Your task is to transcribe all of the records exactly and leave out the pictures.

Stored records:
_ _ _ _ _ _ _

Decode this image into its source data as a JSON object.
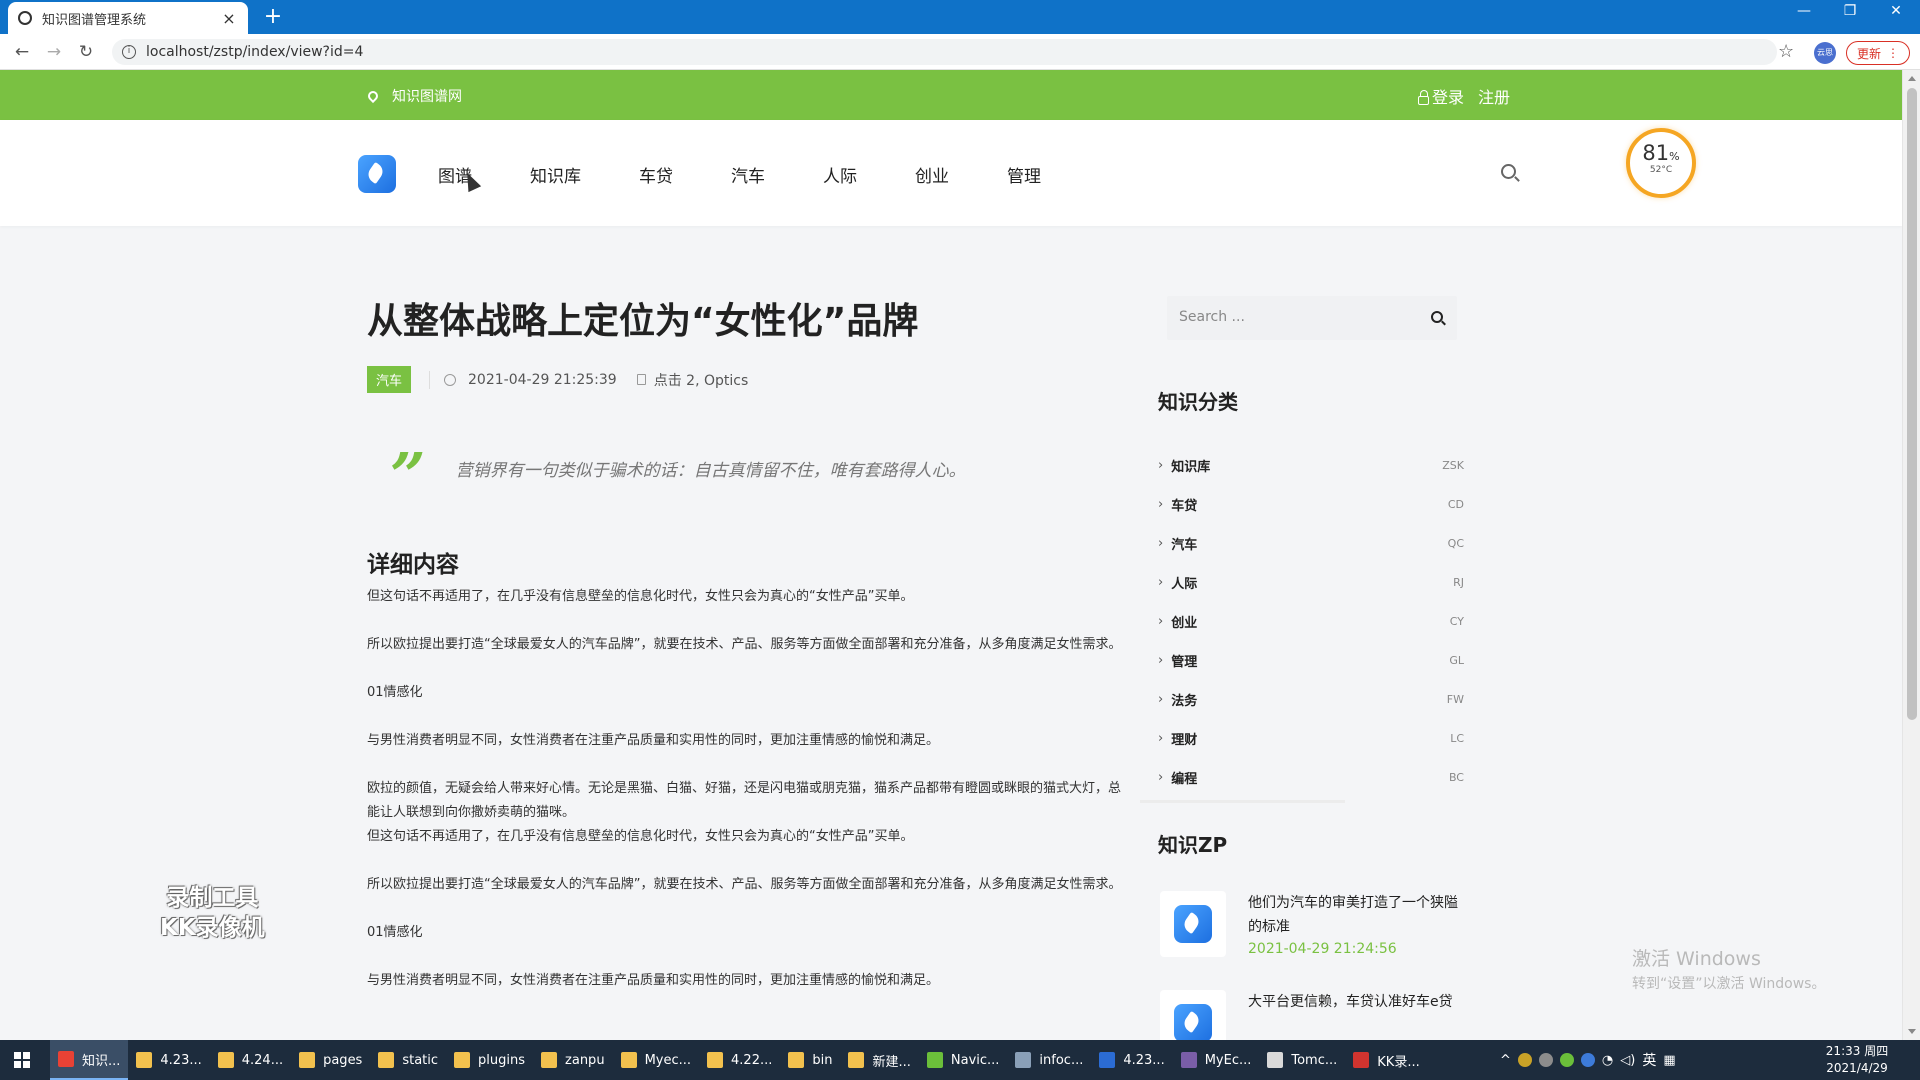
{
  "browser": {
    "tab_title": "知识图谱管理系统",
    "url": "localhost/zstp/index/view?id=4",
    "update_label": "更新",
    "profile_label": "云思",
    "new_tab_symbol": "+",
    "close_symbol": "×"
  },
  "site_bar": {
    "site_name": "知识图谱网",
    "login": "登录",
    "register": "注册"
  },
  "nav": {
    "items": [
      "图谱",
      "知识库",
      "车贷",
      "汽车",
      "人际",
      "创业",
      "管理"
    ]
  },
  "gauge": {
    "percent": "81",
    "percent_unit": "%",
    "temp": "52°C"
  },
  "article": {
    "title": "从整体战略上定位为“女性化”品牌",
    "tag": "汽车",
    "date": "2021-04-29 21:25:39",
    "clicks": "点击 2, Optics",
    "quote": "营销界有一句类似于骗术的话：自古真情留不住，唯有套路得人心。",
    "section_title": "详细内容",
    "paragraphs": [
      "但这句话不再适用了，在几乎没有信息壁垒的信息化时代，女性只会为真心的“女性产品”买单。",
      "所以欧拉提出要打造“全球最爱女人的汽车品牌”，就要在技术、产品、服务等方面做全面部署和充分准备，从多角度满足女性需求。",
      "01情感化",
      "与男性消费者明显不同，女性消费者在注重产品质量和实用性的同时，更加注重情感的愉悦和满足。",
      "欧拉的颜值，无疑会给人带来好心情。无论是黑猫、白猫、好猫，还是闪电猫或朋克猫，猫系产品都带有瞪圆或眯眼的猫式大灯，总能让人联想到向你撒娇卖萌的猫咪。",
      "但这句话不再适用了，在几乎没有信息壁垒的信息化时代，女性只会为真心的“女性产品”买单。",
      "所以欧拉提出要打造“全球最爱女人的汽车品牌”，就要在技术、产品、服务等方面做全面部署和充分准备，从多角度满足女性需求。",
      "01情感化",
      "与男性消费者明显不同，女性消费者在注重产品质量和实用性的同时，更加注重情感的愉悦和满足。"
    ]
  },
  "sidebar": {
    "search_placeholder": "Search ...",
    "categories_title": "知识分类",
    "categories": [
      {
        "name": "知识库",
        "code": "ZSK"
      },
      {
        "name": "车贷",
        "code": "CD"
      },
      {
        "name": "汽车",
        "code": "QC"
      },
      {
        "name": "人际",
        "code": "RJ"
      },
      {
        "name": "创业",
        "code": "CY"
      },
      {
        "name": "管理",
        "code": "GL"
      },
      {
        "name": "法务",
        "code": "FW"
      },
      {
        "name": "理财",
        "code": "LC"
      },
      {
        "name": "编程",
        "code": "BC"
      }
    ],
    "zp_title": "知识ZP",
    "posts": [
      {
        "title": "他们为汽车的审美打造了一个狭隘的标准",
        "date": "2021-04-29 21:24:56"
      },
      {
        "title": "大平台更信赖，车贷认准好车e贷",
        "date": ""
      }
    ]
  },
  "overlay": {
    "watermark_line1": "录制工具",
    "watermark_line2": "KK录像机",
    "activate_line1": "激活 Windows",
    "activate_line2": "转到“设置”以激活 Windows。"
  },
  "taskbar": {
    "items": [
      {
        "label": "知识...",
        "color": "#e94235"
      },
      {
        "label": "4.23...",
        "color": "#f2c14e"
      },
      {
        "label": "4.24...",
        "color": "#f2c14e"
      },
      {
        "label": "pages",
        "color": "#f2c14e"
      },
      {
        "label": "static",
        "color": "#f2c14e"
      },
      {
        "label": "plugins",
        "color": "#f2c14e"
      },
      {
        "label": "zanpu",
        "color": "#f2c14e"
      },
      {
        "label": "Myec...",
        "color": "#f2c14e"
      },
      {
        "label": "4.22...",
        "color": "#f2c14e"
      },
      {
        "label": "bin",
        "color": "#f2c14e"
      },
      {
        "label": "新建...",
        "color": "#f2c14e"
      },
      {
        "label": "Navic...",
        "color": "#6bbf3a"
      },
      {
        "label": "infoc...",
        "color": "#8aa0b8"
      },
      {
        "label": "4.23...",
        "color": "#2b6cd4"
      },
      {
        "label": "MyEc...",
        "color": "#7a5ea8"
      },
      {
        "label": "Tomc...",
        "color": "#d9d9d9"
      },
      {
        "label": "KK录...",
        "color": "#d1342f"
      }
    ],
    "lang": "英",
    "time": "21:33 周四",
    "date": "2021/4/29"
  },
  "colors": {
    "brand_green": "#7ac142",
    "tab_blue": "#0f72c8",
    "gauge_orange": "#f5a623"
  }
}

_ _ _ _ _ _ _

- _Output of the task_:
Decode this image into its source data as a JSON object.
{
  "browser": {
    "tab_title": "知识图谱管理系统",
    "url": "localhost/zstp/index/view?id=4",
    "update_label": "更新",
    "profile_label": "云思",
    "new_tab_symbol": "+",
    "close_symbol": "×"
  },
  "site_bar": {
    "site_name": "知识图谱网",
    "login": "登录",
    "register": "注册"
  },
  "nav": {
    "items": [
      "图谱",
      "知识库",
      "车贷",
      "汽车",
      "人际",
      "创业",
      "管理"
    ]
  },
  "gauge": {
    "percent": "81",
    "percent_unit": "%",
    "temp": "52°C"
  },
  "article": {
    "title": "从整体战略上定位为“女性化”品牌",
    "tag": "汽车",
    "date": "2021-04-29 21:25:39",
    "clicks": "点击 2, Optics",
    "quote": "营销界有一句类似于骗术的话：自古真情留不住，唯有套路得人心。",
    "section_title": "详细内容",
    "paragraphs": [
      "但这句话不再适用了，在几乎没有信息壁垒的信息化时代，女性只会为真心的“女性产品”买单。",
      "所以欧拉提出要打造“全球最爱女人的汽车品牌”，就要在技术、产品、服务等方面做全面部署和充分准备，从多角度满足女性需求。",
      "01情感化",
      "与男性消费者明显不同，女性消费者在注重产品质量和实用性的同时，更加注重情感的愉悦和满足。",
      "欧拉的颜值，无疑会给人带来好心情。无论是黑猫、白猫、好猫，还是闪电猫或朋克猫，猫系产品都带有瞪圆或眯眼的猫式大灯，总能让人联想到向你撒娇卖萌的猫咪。",
      "但这句话不再适用了，在几乎没有信息壁垒的信息化时代，女性只会为真心的“女性产品”买单。",
      "所以欧拉提出要打造“全球最爱女人的汽车品牌”，就要在技术、产品、服务等方面做全面部署和充分准备，从多角度满足女性需求。",
      "01情感化",
      "与男性消费者明显不同，女性消费者在注重产品质量和实用性的同时，更加注重情感的愉悦和满足。"
    ]
  },
  "sidebar": {
    "search_placeholder": "Search ...",
    "categories_title": "知识分类",
    "categories": [
      {
        "name": "知识库",
        "code": "ZSK"
      },
      {
        "name": "车贷",
        "code": "CD"
      },
      {
        "name": "汽车",
        "code": "QC"
      },
      {
        "name": "人际",
        "code": "RJ"
      },
      {
        "name": "创业",
        "code": "CY"
      },
      {
        "name": "管理",
        "code": "GL"
      },
      {
        "name": "法务",
        "code": "FW"
      },
      {
        "name": "理财",
        "code": "LC"
      },
      {
        "name": "编程",
        "code": "BC"
      }
    ],
    "zp_title": "知识ZP",
    "posts": [
      {
        "title": "他们为汽车的审美打造了一个狭隘的标准",
        "date": "2021-04-29 21:24:56"
      },
      {
        "title": "大平台更信赖，车贷认准好车e贷",
        "date": ""
      }
    ]
  },
  "overlay": {
    "watermark_line1": "录制工具",
    "watermark_line2": "KK录像机",
    "activate_line1": "激活 Windows",
    "activate_line2": "转到“设置”以激活 Windows。"
  },
  "taskbar": {
    "items": [
      {
        "label": "知识...",
        "color": "#e94235"
      },
      {
        "label": "4.23...",
        "color": "#f2c14e"
      },
      {
        "label": "4.24...",
        "color": "#f2c14e"
      },
      {
        "label": "pages",
        "color": "#f2c14e"
      },
      {
        "label": "static",
        "color": "#f2c14e"
      },
      {
        "label": "plugins",
        "color": "#f2c14e"
      },
      {
        "label": "zanpu",
        "color": "#f2c14e"
      },
      {
        "label": "Myec...",
        "color": "#f2c14e"
      },
      {
        "label": "4.22...",
        "color": "#f2c14e"
      },
      {
        "label": "bin",
        "color": "#f2c14e"
      },
      {
        "label": "新建...",
        "color": "#f2c14e"
      },
      {
        "label": "Navic...",
        "color": "#6bbf3a"
      },
      {
        "label": "infoc...",
        "color": "#8aa0b8"
      },
      {
        "label": "4.23...",
        "color": "#2b6cd4"
      },
      {
        "label": "MyEc...",
        "color": "#7a5ea8"
      },
      {
        "label": "Tomc...",
        "color": "#d9d9d9"
      },
      {
        "label": "KK录...",
        "color": "#d1342f"
      }
    ],
    "lang": "英",
    "time": "21:33 周四",
    "date": "2021/4/29"
  },
  "colors": {
    "brand_green": "#7ac142",
    "tab_blue": "#0f72c8",
    "gauge_orange": "#f5a623"
  }
}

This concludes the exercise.